#### Work required
Locate the string "title" in the records below. Copy every line where it occurs.

#### The input
══════════
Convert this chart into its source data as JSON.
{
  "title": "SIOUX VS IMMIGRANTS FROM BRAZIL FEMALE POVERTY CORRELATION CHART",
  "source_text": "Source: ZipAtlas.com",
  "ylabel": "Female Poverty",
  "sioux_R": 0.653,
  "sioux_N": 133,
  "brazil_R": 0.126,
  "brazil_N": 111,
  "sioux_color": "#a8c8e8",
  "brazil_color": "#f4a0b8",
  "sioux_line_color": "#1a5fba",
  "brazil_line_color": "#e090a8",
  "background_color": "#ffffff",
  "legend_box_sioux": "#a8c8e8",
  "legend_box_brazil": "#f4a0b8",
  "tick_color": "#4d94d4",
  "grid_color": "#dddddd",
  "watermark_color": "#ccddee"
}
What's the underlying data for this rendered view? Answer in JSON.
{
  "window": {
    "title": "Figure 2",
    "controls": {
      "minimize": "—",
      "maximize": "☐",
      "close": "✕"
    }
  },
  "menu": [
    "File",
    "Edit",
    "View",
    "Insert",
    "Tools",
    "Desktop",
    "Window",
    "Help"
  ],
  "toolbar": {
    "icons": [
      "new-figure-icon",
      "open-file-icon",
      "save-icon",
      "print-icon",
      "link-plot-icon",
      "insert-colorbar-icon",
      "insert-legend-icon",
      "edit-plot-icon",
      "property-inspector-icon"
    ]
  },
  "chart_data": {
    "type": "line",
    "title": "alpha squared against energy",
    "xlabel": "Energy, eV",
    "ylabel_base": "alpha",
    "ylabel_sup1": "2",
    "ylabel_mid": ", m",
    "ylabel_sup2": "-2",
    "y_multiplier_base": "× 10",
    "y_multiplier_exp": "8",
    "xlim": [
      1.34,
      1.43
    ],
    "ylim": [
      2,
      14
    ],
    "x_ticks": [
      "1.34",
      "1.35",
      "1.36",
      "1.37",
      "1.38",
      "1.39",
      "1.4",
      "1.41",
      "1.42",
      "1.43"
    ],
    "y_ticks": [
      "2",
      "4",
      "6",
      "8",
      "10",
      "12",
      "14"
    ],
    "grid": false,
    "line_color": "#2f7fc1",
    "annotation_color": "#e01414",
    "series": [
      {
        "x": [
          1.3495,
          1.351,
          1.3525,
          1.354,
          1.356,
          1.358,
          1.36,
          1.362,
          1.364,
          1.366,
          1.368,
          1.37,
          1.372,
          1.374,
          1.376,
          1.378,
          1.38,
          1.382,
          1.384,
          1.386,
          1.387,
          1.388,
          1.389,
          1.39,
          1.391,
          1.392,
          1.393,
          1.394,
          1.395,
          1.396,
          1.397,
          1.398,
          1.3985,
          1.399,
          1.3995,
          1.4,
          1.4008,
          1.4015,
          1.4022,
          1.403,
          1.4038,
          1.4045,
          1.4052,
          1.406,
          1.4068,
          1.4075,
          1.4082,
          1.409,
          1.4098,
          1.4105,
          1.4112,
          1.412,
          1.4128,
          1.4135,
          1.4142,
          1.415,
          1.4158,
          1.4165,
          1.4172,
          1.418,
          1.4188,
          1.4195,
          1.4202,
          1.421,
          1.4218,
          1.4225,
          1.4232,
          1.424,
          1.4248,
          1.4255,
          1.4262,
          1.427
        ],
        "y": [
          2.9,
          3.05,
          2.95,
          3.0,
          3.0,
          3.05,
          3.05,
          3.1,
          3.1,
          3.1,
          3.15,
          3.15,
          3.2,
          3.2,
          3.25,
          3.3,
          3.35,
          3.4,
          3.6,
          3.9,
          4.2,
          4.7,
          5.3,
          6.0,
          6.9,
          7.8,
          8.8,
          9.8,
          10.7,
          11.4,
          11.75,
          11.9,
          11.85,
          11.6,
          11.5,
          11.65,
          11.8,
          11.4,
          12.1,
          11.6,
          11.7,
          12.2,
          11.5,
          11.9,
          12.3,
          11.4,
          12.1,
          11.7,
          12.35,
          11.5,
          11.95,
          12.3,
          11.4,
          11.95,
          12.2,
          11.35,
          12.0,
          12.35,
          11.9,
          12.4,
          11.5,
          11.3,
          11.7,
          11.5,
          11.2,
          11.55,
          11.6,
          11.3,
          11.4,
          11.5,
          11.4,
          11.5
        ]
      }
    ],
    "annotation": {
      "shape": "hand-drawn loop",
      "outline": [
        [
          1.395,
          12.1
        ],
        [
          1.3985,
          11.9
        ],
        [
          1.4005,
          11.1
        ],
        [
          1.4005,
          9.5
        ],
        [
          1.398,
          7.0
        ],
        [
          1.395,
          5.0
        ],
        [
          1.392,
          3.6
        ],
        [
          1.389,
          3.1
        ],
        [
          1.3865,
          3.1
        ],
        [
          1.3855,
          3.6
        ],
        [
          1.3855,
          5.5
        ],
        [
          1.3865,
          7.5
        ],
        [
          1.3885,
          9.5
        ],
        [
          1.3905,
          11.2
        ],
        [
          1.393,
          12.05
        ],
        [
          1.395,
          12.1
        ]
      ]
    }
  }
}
══════════
#### Reply to the task
  "title": "SIOUX VS IMMIGRANTS FROM BRAZIL FEMALE POVERTY CORRELATION CHART",
    "title": "Figure 2",
    "title": "alpha squared against energy",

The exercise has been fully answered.